EXERCISE BRIEF: Reproduce the lines below from the one that contains "Read out every word on this page." through the end, inclusive, and add nothing.

— BEGIN —

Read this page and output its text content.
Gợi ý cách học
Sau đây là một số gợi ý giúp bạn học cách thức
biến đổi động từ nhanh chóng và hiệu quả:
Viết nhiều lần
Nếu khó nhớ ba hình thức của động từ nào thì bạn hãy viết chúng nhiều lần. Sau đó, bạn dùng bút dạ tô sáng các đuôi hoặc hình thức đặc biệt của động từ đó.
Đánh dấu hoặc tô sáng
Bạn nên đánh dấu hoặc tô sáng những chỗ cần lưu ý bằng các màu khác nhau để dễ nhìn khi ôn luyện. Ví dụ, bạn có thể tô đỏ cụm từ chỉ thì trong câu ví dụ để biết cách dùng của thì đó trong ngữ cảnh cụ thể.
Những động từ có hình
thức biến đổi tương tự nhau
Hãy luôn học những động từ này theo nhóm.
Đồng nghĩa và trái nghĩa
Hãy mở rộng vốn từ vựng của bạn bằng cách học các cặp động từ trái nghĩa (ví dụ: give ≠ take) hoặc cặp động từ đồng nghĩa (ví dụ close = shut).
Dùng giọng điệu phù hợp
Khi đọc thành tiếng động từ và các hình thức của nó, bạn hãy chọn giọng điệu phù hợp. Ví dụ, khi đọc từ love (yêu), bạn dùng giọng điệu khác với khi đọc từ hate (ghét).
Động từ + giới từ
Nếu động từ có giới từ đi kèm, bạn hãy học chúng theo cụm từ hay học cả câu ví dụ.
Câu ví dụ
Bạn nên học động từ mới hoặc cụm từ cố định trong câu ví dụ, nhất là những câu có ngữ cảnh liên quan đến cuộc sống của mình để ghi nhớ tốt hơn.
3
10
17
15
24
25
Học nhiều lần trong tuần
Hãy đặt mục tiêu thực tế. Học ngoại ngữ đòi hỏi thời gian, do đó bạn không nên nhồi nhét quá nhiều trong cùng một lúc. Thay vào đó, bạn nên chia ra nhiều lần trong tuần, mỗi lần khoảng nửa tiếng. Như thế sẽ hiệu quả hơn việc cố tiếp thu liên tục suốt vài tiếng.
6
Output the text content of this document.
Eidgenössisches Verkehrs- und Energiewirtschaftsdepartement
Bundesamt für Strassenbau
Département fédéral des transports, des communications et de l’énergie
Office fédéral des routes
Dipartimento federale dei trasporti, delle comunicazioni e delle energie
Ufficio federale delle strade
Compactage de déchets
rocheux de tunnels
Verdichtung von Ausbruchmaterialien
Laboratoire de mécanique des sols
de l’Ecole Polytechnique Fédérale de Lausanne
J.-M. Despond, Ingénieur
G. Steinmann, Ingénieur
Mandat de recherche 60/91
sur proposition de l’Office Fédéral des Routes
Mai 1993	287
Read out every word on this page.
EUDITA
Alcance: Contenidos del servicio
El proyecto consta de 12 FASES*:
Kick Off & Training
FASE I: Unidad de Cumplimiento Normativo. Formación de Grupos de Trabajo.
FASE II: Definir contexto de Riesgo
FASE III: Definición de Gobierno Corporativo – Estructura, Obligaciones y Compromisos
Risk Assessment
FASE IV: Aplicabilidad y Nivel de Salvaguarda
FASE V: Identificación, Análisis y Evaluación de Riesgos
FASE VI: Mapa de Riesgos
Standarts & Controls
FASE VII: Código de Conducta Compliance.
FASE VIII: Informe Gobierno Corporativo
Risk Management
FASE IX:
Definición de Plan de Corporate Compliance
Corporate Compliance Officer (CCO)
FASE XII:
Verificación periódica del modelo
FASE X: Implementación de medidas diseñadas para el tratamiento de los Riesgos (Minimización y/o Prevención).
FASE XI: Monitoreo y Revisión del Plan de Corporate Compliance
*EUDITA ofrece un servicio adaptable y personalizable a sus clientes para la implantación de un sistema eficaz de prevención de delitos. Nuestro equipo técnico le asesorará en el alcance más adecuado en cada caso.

— END —

RESPONSE TO THE EXERCISE:
Read out every word on this page.
EUDITA
Alcance: Contenidos del servicio
El proyecto consta de 12 FASES*:
Kick Off & Training
FASE I: Unidad de Cumplimiento Normativo. Formación de Grupos de Trabajo.
FASE II: Definir contexto de Riesgo
FASE III: Definición de Gobierno Corporativo – Estructura, Obligaciones y Compromisos
Risk Assessment
FASE IV: Aplicabilidad y Nivel de Salvaguarda
FASE V: Identificación, Análisis y Evaluación de Riesgos
FASE VI: Mapa de Riesgos
Standarts & Controls
FASE VII: Código de Conducta Compliance.
FASE VIII: Informe Gobierno Corporativo
Risk Management
FASE IX:
Definición de Plan de Corporate Compliance
Corporate Compliance Officer (CCO)
FASE XII:
Verificación periódica del modelo
FASE X: Implementación de medidas diseñadas para el tratamiento de los Riesgos (Minimización y/o Prevención).
FASE XI: Monitoreo y Revisión del Plan de Corporate Compliance
*EUDITA ofrece un servicio adaptable y personalizable a sus clientes para la implantación de un sistema eficaz de prevención de delitos. Nuestro equipo técnico le asesorará en el alcance más adecuado en cada caso.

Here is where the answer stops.